■ Exercise description
Reproduce every row below without changing anything.

■ Supplied material
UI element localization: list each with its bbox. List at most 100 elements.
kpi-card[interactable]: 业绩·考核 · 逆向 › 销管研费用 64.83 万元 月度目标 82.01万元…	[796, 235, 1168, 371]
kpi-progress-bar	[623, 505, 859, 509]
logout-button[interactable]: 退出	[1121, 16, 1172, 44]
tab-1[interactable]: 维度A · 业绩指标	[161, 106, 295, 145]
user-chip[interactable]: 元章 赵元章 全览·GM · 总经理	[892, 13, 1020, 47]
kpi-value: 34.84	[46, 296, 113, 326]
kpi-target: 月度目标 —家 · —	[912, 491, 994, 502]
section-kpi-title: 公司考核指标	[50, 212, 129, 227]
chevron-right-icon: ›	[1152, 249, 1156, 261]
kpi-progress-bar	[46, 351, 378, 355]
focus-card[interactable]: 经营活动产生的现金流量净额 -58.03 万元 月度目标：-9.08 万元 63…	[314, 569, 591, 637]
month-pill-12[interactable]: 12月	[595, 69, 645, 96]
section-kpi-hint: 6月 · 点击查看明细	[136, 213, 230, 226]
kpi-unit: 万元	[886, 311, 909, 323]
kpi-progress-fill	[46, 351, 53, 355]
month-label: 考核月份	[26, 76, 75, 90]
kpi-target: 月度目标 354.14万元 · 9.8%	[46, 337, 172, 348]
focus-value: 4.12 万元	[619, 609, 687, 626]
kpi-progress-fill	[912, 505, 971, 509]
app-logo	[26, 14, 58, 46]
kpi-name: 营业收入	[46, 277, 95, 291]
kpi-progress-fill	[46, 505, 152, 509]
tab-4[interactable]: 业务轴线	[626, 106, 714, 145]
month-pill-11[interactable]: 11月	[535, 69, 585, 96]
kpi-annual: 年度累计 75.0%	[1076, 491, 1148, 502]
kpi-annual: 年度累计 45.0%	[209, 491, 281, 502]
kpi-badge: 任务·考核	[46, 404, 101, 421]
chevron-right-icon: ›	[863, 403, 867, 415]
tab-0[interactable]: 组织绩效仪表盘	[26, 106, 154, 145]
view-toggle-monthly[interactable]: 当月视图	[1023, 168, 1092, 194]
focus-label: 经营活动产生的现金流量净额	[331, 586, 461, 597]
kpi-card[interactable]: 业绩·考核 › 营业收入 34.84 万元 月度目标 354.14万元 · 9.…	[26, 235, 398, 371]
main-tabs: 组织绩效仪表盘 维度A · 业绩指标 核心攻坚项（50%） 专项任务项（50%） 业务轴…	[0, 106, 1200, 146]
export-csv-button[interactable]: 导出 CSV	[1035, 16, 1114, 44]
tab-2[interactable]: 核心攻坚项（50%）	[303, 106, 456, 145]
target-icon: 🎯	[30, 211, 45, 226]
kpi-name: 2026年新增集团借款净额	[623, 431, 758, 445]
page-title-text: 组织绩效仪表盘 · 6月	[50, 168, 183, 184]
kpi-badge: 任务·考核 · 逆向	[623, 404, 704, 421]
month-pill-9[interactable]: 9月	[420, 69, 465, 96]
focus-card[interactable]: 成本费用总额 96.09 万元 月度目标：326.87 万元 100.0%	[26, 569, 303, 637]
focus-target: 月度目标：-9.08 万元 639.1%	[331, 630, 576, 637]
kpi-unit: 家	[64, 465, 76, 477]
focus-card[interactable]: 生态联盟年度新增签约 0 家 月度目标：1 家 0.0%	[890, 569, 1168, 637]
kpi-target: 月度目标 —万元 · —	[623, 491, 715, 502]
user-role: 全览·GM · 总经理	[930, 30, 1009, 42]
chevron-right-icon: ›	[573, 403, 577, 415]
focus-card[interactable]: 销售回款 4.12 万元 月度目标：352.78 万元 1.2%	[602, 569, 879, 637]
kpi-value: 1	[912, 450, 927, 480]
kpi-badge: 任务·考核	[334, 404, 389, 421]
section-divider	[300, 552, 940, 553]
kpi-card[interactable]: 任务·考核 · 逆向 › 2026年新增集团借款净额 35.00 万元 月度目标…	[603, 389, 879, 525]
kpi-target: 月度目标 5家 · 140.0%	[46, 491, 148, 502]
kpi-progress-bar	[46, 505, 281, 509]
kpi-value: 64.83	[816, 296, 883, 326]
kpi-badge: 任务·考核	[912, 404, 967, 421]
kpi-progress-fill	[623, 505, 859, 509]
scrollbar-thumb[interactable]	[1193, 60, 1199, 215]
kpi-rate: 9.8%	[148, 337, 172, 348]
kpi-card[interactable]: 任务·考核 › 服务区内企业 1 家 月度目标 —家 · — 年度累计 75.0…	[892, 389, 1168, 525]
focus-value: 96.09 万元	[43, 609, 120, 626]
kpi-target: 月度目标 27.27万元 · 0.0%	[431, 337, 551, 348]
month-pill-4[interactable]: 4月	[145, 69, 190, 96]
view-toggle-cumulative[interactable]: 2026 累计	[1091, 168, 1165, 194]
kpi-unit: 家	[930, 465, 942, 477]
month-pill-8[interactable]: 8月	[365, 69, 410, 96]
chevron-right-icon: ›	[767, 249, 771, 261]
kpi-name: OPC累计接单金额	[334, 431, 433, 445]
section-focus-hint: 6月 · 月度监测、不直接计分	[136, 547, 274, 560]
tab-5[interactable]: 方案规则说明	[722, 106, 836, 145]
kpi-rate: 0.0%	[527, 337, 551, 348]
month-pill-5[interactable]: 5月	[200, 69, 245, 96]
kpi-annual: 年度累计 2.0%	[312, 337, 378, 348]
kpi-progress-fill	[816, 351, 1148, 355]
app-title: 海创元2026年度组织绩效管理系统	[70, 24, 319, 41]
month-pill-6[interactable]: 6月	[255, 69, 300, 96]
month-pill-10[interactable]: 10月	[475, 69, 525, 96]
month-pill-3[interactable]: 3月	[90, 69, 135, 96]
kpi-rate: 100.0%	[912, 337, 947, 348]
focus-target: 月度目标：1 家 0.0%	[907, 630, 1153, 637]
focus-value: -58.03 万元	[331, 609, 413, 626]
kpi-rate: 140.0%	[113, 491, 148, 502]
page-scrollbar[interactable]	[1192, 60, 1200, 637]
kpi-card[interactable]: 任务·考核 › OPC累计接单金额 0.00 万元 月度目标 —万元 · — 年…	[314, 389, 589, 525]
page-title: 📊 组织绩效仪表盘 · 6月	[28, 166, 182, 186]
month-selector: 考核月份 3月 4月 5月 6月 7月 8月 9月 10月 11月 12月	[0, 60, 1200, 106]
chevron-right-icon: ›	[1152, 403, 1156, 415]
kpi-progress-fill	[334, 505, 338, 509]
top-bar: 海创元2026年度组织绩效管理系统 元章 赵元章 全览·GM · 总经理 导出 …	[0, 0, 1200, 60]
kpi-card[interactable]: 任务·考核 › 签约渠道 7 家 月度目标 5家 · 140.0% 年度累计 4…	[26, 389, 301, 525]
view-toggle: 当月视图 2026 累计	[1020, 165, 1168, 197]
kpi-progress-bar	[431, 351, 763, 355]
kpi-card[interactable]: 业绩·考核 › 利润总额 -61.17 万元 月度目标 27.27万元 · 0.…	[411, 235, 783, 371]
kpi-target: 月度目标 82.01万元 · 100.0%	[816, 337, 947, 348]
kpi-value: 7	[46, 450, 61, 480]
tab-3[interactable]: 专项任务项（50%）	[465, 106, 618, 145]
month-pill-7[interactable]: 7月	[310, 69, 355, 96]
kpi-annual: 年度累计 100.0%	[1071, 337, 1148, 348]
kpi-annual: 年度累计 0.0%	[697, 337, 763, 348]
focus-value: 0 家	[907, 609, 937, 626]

■ Task result
UI element localization: list each with its bbox. List at most 100 elements.
kpi-card[interactable]: 业绩·考核 · 逆向 › 销管研费用 64.83 万元 月度目标 82.01万元…	[796, 235, 1168, 371]
kpi-progress-bar	[623, 505, 859, 509]
logout-button[interactable]: 退出	[1121, 16, 1172, 44]
tab-1[interactable]: 维度A · 业绩指标	[161, 106, 295, 145]
user-chip[interactable]: 元章 赵元章 全览·GM · 总经理	[892, 13, 1020, 47]
kpi-value: 34.84	[46, 296, 113, 326]
kpi-target: 月度目标 —家 · —	[912, 491, 994, 502]
section-kpi-title: 公司考核指标	[50, 212, 129, 227]
chevron-right-icon: ›	[1152, 249, 1156, 261]
kpi-progress-bar	[46, 351, 378, 355]
focus-card[interactable]: 经营活动产生的现金流量净额 -58.03 万元 月度目标：-9.08 万元 63…	[314, 569, 591, 637]
month-pill-12[interactable]: 12月	[595, 69, 645, 96]
section-kpi-hint: 6月 · 点击查看明细	[136, 213, 230, 226]
kpi-unit: 万元	[886, 311, 909, 323]
kpi-progress-fill	[46, 351, 53, 355]
month-label: 考核月份	[26, 76, 75, 90]
kpi-target: 月度目标 354.14万元 · 9.8%	[46, 337, 172, 348]
focus-value: 4.12 万元	[619, 609, 687, 626]
kpi-progress-fill	[912, 505, 971, 509]
app-logo	[26, 14, 58, 46]
kpi-name: 营业收入	[46, 277, 95, 291]
kpi-progress-fill	[46, 505, 152, 509]
tab-4[interactable]: 业务轴线	[626, 106, 714, 145]
month-pill-11[interactable]: 11月	[535, 69, 585, 96]
kpi-annual: 年度累计 75.0%	[1076, 491, 1148, 502]
kpi-annual: 年度累计 45.0%	[209, 491, 281, 502]
kpi-badge: 任务·考核	[46, 404, 101, 421]
chevron-right-icon: ›	[863, 403, 867, 415]
tab-0[interactable]: 组织绩效仪表盘	[26, 106, 154, 145]
view-toggle-monthly[interactable]: 当月视图	[1023, 168, 1092, 194]
focus-label: 经营活动产生的现金流量净额	[331, 586, 461, 597]
kpi-card[interactable]: 业绩·考核 › 营业收入 34.84 万元 月度目标 354.14万元 · 9.…	[26, 235, 398, 371]
main-tabs: 组织绩效仪表盘 维度A · 业绩指标 核心攻坚项（50%） 专项任务项（50%） 业务轴…	[0, 106, 1200, 146]
export-csv-button[interactable]: 导出 CSV	[1035, 16, 1114, 44]
tab-2[interactable]: 核心攻坚项（50%）	[303, 106, 456, 145]
target-icon: 🎯	[30, 211, 45, 226]
kpi-name: 2026年新增集团借款净额	[623, 431, 758, 445]
page-title-text: 组织绩效仪表盘 · 6月	[50, 168, 183, 184]
kpi-badge: 任务·考核 · 逆向	[623, 404, 704, 421]
month-pill-9[interactable]: 9月	[420, 69, 465, 96]
focus-card[interactable]: 成本费用总额 96.09 万元 月度目标：326.87 万元 100.0%	[26, 569, 303, 637]
focus-target: 月度目标：-9.08 万元 639.1%	[331, 630, 576, 637]
kpi-unit: 家	[64, 465, 76, 477]
focus-card[interactable]: 生态联盟年度新增签约 0 家 月度目标：1 家 0.0%	[890, 569, 1168, 637]
kpi-target: 月度目标 —万元 · —	[623, 491, 715, 502]
user-role: 全览·GM · 总经理	[930, 30, 1009, 42]
chevron-right-icon: ›	[573, 403, 577, 415]
focus-card[interactable]: 销售回款 4.12 万元 月度目标：352.78 万元 1.2%	[602, 569, 879, 637]
kpi-value: 1	[912, 450, 927, 480]
kpi-badge: 任务·考核	[334, 404, 389, 421]
section-divider	[300, 552, 940, 553]
kpi-card[interactable]: 任务·考核 · 逆向 › 2026年新增集团借款净额 35.00 万元 月度目标…	[603, 389, 879, 525]
kpi-target: 月度目标 5家 · 140.0%	[46, 491, 148, 502]
kpi-progress-bar	[46, 505, 281, 509]
kpi-value: 64.83	[816, 296, 883, 326]
kpi-badge: 任务·考核	[912, 404, 967, 421]
kpi-progress-fill	[623, 505, 859, 509]
scrollbar-thumb[interactable]	[1193, 60, 1199, 215]
kpi-rate: 9.8%	[148, 337, 172, 348]
kpi-card[interactable]: 任务·考核 › 服务区内企业 1 家 月度目标 —家 · — 年度累计 75.0…	[892, 389, 1168, 525]
focus-value: 96.09 万元	[43, 609, 120, 626]
kpi-target: 月度目标 27.27万元 · 0.0%	[431, 337, 551, 348]
month-pill-4[interactable]: 4月	[145, 69, 190, 96]
view-toggle-cumulative[interactable]: 2026 累计	[1091, 168, 1165, 194]
kpi-unit: 家	[930, 465, 942, 477]
month-pill-8[interactable]: 8月	[365, 69, 410, 96]
chevron-right-icon: ›	[767, 249, 771, 261]
kpi-name: OPC累计接单金额	[334, 431, 433, 445]
section-focus-hint: 6月 · 月度监测、不直接计分	[136, 547, 274, 560]
tab-5[interactable]: 方案规则说明	[722, 106, 836, 145]
kpi-rate: 0.0%	[527, 337, 551, 348]
month-pill-5[interactable]: 5月	[200, 69, 245, 96]
kpi-annual: 年度累计 2.0%	[312, 337, 378, 348]
kpi-progress-fill	[816, 351, 1148, 355]
app-title: 海创元2026年度组织绩效管理系统	[70, 24, 319, 41]
month-pill-6[interactable]: 6月	[255, 69, 300, 96]
month-pill-10[interactable]: 10月	[475, 69, 525, 96]
month-pill-3[interactable]: 3月	[90, 69, 135, 96]
kpi-rate: 100.0%	[912, 337, 947, 348]
focus-target: 月度目标：1 家 0.0%	[907, 630, 1153, 637]
focus-value: -58.03 万元	[331, 609, 413, 626]
kpi-rate: 140.0%	[113, 491, 148, 502]
page-scrollbar[interactable]	[1192, 60, 1200, 637]
kpi-card[interactable]: 任务·考核 › OPC累计接单金额 0.00 万元 月度目标 —万元 · — 年…	[314, 389, 589, 525]
page-title: 📊 组织绩效仪表盘 · 6月	[28, 166, 182, 186]
month-selector: 考核月份 3月 4月 5月 6月 7月 8月 9月 10月 11月 12月	[0, 60, 1200, 106]
chevron-right-icon: ›	[1152, 403, 1156, 415]
kpi-progress-fill	[334, 505, 338, 509]
top-bar: 海创元2026年度组织绩效管理系统 元章 赵元章 全览·GM · 总经理 导出 …	[0, 0, 1200, 60]
kpi-card[interactable]: 任务·考核 › 签约渠道 7 家 月度目标 5家 · 140.0% 年度累计 4…	[26, 389, 301, 525]
view-toggle: 当月视图 2026 累计	[1020, 165, 1168, 197]
kpi-progress-bar	[431, 351, 763, 355]
kpi-card[interactable]: 业绩·考核 › 利润总额 -61.17 万元 月度目标 27.27万元 · 0.…	[411, 235, 783, 371]
kpi-target: 月度目标 82.01万元 · 100.0%	[816, 337, 947, 348]
kpi-value: 7	[46, 450, 61, 480]
tab-3[interactable]: 专项任务项（50%）	[465, 106, 618, 145]
month-pill-7[interactable]: 7月	[310, 69, 355, 96]
kpi-annual: 年度累计 100.0%	[1071, 337, 1148, 348]
kpi-annual: 年度累计 0.0%	[697, 337, 763, 348]
focus-value: 0 家	[907, 609, 937, 626]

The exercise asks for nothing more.